— Begin Source records —
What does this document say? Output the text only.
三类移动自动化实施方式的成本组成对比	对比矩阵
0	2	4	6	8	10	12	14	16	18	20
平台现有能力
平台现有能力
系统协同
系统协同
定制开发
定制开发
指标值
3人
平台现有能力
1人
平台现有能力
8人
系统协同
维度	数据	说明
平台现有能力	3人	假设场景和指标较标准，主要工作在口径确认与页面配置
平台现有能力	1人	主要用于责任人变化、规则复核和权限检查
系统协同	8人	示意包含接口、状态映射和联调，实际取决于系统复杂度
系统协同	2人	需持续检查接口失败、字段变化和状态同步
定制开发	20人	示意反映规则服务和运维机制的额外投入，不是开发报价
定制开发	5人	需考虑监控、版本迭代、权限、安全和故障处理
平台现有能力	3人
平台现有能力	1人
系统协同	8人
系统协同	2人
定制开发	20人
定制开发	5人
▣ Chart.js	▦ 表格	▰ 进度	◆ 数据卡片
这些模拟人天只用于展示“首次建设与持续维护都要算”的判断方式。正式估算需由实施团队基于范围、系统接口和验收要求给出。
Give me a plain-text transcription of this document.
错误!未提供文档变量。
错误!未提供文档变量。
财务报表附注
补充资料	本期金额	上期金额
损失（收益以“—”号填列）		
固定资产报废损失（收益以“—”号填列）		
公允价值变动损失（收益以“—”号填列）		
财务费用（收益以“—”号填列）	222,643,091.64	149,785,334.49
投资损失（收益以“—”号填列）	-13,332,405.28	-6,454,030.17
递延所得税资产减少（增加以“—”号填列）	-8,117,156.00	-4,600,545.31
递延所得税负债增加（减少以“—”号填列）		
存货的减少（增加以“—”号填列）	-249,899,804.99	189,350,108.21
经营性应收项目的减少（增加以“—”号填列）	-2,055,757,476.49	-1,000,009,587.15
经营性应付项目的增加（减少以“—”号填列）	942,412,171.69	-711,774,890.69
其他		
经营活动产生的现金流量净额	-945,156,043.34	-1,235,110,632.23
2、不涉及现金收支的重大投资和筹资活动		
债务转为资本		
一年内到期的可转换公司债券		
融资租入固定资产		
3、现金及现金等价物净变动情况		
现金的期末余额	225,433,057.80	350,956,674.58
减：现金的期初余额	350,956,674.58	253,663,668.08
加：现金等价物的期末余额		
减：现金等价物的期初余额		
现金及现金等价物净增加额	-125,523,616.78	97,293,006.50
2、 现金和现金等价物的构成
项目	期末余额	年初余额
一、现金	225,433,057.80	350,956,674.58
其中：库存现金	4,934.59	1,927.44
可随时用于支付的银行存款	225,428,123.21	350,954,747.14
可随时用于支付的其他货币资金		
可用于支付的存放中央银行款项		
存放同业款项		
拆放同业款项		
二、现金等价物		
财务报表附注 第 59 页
— End Source records —
### Problem to solve
Go through the listing above and restate it word for word.

### Correct output
What does this document say? Output the text only.
三类移动自动化实施方式的成本组成对比	对比矩阵
0	2	4	6	8	10	12	14	16	18	20
平台现有能力
平台现有能力
系统协同
系统协同
定制开发
定制开发
指标值
3人
平台现有能力
1人
平台现有能力
8人
系统协同
维度	数据	说明
平台现有能力	3人	假设场景和指标较标准，主要工作在口径确认与页面配置
平台现有能力	1人	主要用于责任人变化、规则复核和权限检查
系统协同	8人	示意包含接口、状态映射和联调，实际取决于系统复杂度
系统协同	2人	需持续检查接口失败、字段变化和状态同步
定制开发	20人	示意反映规则服务和运维机制的额外投入，不是开发报价
定制开发	5人	需考虑监控、版本迭代、权限、安全和故障处理
平台现有能力	3人
平台现有能力	1人
系统协同	8人
系统协同	2人
定制开发	20人
定制开发	5人
▣ Chart.js	▦ 表格	▰ 进度	◆ 数据卡片
这些模拟人天只用于展示“首次建设与持续维护都要算”的判断方式。正式估算需由实施团队基于范围、系统接口和验收要求给出。
Give me a plain-text transcription of this document.
错误!未提供文档变量。
错误!未提供文档变量。
财务报表附注
补充资料	本期金额	上期金额
损失（收益以“—”号填列）		
固定资产报废损失（收益以“—”号填列）		
公允价值变动损失（收益以“—”号填列）		
财务费用（收益以“—”号填列）	222,643,091.64	149,785,334.49
投资损失（收益以“—”号填列）	-13,332,405.28	-6,454,030.17
递延所得税资产减少（增加以“—”号填列）	-8,117,156.00	-4,600,545.31
递延所得税负债增加（减少以“—”号填列）		
存货的减少（增加以“—”号填列）	-249,899,804.99	189,350,108.21
经营性应收项目的减少（增加以“—”号填列）	-2,055,757,476.49	-1,000,009,587.15
经营性应付项目的增加（减少以“—”号填列）	942,412,171.69	-711,774,890.69
其他		
经营活动产生的现金流量净额	-945,156,043.34	-1,235,110,632.23
2、不涉及现金收支的重大投资和筹资活动		
债务转为资本		
一年内到期的可转换公司债券		
融资租入固定资产		
3、现金及现金等价物净变动情况		
现金的期末余额	225,433,057.80	350,956,674.58
减：现金的期初余额	350,956,674.58	253,663,668.08
加：现金等价物的期末余额		
减：现金等价物的期初余额		
现金及现金等价物净增加额	-125,523,616.78	97,293,006.50
2、 现金和现金等价物的构成
项目	期末余额	年初余额
一、现金	225,433,057.80	350,956,674.58
其中：库存现金	4,934.59	1,927.44
可随时用于支付的银行存款	225,428,123.21	350,954,747.14
可随时用于支付的其他货币资金		
可用于支付的存放中央银行款项		
存放同业款项		
拆放同业款项		
二、现金等价物		
财务报表附注 第 59 页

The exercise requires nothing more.